TASK TO CARRY OUT - Reproduce every entry exactly and leave its pictures out.

DATA LISTING -
==========

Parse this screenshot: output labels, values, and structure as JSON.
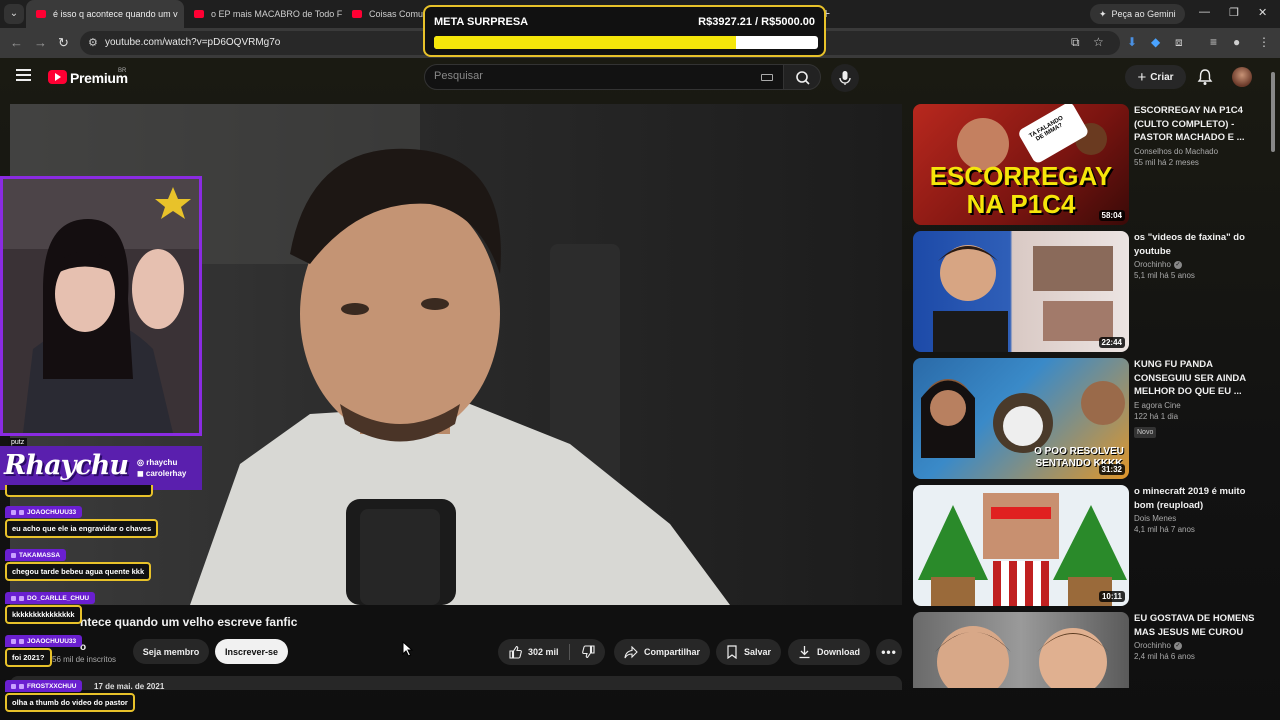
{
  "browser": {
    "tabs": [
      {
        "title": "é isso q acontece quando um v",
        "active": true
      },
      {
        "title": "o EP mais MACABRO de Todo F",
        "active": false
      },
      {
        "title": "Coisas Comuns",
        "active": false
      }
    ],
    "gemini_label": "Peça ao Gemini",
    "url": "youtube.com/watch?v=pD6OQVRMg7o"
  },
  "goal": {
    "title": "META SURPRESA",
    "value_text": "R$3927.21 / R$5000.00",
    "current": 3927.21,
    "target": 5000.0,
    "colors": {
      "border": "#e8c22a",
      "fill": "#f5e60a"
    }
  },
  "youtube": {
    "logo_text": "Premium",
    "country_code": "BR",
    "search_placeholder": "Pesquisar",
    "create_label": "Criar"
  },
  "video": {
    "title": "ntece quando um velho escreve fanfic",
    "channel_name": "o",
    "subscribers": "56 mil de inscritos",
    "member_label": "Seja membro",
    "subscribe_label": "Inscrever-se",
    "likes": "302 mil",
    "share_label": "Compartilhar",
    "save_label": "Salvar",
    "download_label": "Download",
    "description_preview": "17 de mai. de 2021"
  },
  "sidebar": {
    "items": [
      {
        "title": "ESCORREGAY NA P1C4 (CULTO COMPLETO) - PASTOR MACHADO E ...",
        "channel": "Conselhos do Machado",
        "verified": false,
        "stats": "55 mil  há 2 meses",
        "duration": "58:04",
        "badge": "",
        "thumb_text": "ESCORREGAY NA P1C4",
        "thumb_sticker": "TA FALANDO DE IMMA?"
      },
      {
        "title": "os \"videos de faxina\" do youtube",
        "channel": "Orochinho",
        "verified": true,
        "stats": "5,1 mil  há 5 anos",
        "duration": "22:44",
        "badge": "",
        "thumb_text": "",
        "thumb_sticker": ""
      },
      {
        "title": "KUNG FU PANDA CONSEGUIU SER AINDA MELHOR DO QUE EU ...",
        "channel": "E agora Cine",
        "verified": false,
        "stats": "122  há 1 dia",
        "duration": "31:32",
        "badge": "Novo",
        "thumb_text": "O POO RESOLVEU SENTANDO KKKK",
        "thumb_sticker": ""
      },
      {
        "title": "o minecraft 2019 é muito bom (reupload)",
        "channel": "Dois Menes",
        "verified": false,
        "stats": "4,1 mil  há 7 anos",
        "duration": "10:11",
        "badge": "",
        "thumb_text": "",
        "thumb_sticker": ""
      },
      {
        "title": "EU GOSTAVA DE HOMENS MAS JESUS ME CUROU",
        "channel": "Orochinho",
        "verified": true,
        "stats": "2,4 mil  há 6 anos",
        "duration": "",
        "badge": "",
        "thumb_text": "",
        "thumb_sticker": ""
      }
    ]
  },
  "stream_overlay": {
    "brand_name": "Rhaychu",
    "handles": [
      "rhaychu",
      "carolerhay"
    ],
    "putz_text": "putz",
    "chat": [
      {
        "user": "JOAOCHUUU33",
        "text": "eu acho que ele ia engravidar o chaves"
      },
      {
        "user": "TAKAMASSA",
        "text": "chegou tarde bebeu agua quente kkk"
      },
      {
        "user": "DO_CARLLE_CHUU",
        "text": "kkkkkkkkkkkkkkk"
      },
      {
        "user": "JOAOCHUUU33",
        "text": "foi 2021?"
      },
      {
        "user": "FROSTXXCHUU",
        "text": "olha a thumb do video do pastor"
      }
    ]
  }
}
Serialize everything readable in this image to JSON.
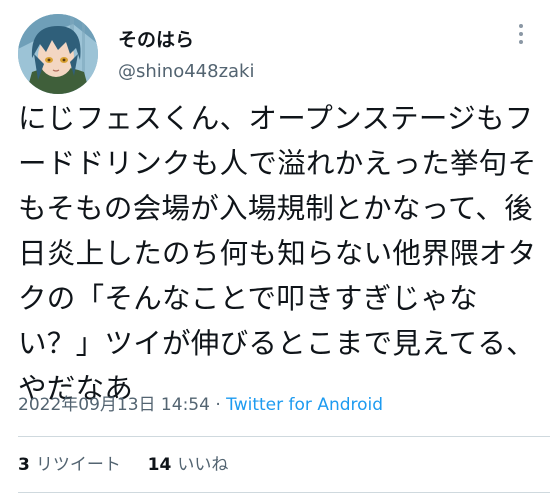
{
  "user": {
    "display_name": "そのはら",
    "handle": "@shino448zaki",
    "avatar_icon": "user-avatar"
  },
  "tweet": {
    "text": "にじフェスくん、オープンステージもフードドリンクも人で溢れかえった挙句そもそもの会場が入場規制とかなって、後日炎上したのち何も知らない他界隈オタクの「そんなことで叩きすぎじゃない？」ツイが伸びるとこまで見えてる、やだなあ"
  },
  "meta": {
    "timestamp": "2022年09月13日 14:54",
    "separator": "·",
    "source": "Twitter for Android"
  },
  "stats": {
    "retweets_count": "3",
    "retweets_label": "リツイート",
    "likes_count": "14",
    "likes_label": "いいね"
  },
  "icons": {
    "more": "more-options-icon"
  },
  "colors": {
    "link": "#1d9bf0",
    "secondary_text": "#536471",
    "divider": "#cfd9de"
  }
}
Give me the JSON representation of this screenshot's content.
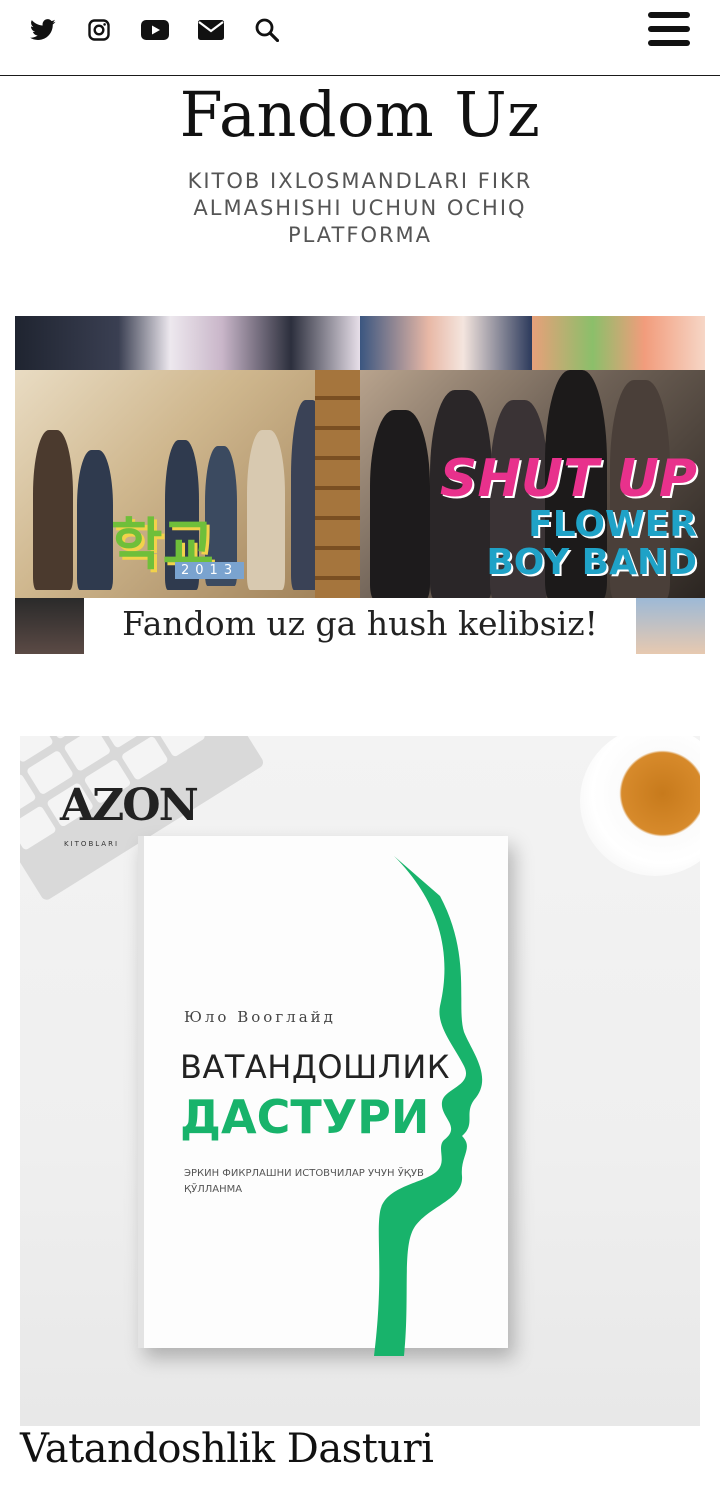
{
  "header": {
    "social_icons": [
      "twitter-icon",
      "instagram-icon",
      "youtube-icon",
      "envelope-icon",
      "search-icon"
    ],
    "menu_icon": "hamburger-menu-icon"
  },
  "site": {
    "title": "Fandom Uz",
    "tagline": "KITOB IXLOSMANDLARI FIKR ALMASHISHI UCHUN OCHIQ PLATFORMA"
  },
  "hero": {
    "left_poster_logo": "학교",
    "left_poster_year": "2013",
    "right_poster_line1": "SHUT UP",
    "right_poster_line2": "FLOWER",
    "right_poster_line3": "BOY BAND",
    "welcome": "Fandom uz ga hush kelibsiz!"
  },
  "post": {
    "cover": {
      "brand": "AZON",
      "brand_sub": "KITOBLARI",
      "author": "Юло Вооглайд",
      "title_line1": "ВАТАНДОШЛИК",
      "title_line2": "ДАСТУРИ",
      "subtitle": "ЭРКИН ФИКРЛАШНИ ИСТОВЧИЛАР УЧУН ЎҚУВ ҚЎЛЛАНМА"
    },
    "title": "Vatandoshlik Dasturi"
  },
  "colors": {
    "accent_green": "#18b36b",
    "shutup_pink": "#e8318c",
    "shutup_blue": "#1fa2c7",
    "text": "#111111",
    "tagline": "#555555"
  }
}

==========

RESPONSE TO THIS TASK -
Parse this screenshot: output labels, values, and structure as JSON.
{
  "browser": {
    "tabs": [
      {
        "title": "é isso q acontece quando um v",
        "active": true
      },
      {
        "title": "o EP mais MACABRO de Todo F",
        "active": false
      },
      {
        "title": "Coisas Comuns",
        "active": false
      }
    ],
    "gemini_label": "Peça ao Gemini",
    "url": "youtube.com/watch?v=pD6OQVRMg7o"
  },
  "goal": {
    "title": "META SURPRESA",
    "value_text": "R$3927.21 / R$5000.00",
    "current": 3927.21,
    "target": 5000.0,
    "colors": {
      "border": "#e8c22a",
      "fill": "#f5e60a"
    }
  },
  "youtube": {
    "logo_text": "Premium",
    "country_code": "BR",
    "search_placeholder": "Pesquisar",
    "create_label": "Criar"
  },
  "video": {
    "title": "ntece quando um velho escreve fanfic",
    "channel_name": "o",
    "subscribers": "56 mil de inscritos",
    "member_label": "Seja membro",
    "subscribe_label": "Inscrever-se",
    "likes": "302 mil",
    "share_label": "Compartilhar",
    "save_label": "Salvar",
    "download_label": "Download",
    "description_preview": "17 de mai. de 2021"
  },
  "sidebar": {
    "items": [
      {
        "title": "ESCORREGAY NA P1C4 (CULTO COMPLETO) - PASTOR MACHADO E ...",
        "channel": "Conselhos do Machado",
        "verified": false,
        "stats": "55 mil  há 2 meses",
        "duration": "58:04",
        "badge": "",
        "thumb_text": "ESCORREGAY NA P1C4",
        "thumb_sticker": "TA FALANDO DE IMMA?"
      },
      {
        "title": "os \"videos de faxina\" do youtube",
        "channel": "Orochinho",
        "verified": true,
        "stats": "5,1 mil  há 5 anos",
        "duration": "22:44",
        "badge": "",
        "thumb_text": "",
        "thumb_sticker": ""
      },
      {
        "title": "KUNG FU PANDA CONSEGUIU SER AINDA MELHOR DO QUE EU ...",
        "channel": "E agora Cine",
        "verified": false,
        "stats": "122  há 1 dia",
        "duration": "31:32",
        "badge": "Novo",
        "thumb_text": "O POO RESOLVEU SENTANDO KKKK",
        "thumb_sticker": ""
      },
      {
        "title": "o minecraft 2019 é muito bom (reupload)",
        "channel": "Dois Menes",
        "verified": false,
        "stats": "4,1 mil  há 7 anos",
        "duration": "10:11",
        "badge": "",
        "thumb_text": "",
        "thumb_sticker": ""
      },
      {
        "title": "EU GOSTAVA DE HOMENS MAS JESUS ME CUROU",
        "channel": "Orochinho",
        "verified": true,
        "stats": "2,4 mil  há 6 anos",
        "duration": "",
        "badge": "",
        "thumb_text": "",
        "thumb_sticker": ""
      }
    ]
  },
  "stream_overlay": {
    "brand_name": "Rhaychu",
    "handles": [
      "rhaychu",
      "carolerhay"
    ],
    "putz_text": "putz",
    "chat": [
      {
        "user": "JOAOCHUUU33",
        "text": "eu acho que ele ia engravidar o chaves"
      },
      {
        "user": "TAKAMASSA",
        "text": "chegou tarde bebeu agua quente kkk"
      },
      {
        "user": "DO_CARLLE_CHUU",
        "text": "kkkkkkkkkkkkkkk"
      },
      {
        "user": "JOAOCHUUU33",
        "text": "foi 2021?"
      },
      {
        "user": "FROSTXXCHUU",
        "text": "olha a thumb do video do pastor"
      }
    ]
  }
}
Serialize everything readable in this image to JSON.
{
  "user": {
    "display_name": "そのはら",
    "handle": "@shino448zaki",
    "avatar_icon": "user-avatar"
  },
  "tweet": {
    "text": "にじフェスくん、オープンステージもフードドリンクも人で溢れかえった挙句そもそもの会場が入場規制とかなって、後日炎上したのち何も知らない他界隈オタクの「そんなことで叩きすぎじゃない？」ツイが伸びるとこまで見えてる、やだなあ"
  },
  "meta": {
    "timestamp": "2022年09月13日 14:54",
    "separator": "·",
    "source": "Twitter for Android"
  },
  "stats": {
    "retweets_count": "3",
    "retweets_label": "リツイート",
    "likes_count": "14",
    "likes_label": "いいね"
  },
  "icons": {
    "more": "more-options-icon"
  },
  "colors": {
    "link": "#1d9bf0",
    "secondary_text": "#536471",
    "divider": "#cfd9de"
  }
}
Give me the JSON representation of this screenshot's content.
{
  "header": {
    "social_icons": [
      "twitter-icon",
      "instagram-icon",
      "youtube-icon",
      "envelope-icon",
      "search-icon"
    ],
    "menu_icon": "hamburger-menu-icon"
  },
  "site": {
    "title": "Fandom Uz",
    "tagline": "KITOB IXLOSMANDLARI FIKR ALMASHISHI UCHUN OCHIQ PLATFORMA"
  },
  "hero": {
    "left_poster_logo": "학교",
    "left_poster_year": "2013",
    "right_poster_line1": "SHUT UP",
    "right_poster_line2": "FLOWER",
    "right_poster_line3": "BOY BAND",
    "welcome": "Fandom uz ga hush kelibsiz!"
  },
  "post": {
    "cover": {
      "brand": "AZON",
      "brand_sub": "KITOBLARI",
      "author": "Юло Вооглайд",
      "title_line1": "ВАТАНДОШЛИК",
      "title_line2": "ДАСТУРИ",
      "subtitle": "ЭРКИН ФИКРЛАШНИ ИСТОВЧИЛАР УЧУН ЎҚУВ ҚЎЛЛАНМА"
    },
    "title": "Vatandoshlik Dasturi"
  },
  "colors": {
    "accent_green": "#18b36b",
    "shutup_pink": "#e8318c",
    "shutup_blue": "#1fa2c7",
    "text": "#111111",
    "tagline": "#555555"
  }
}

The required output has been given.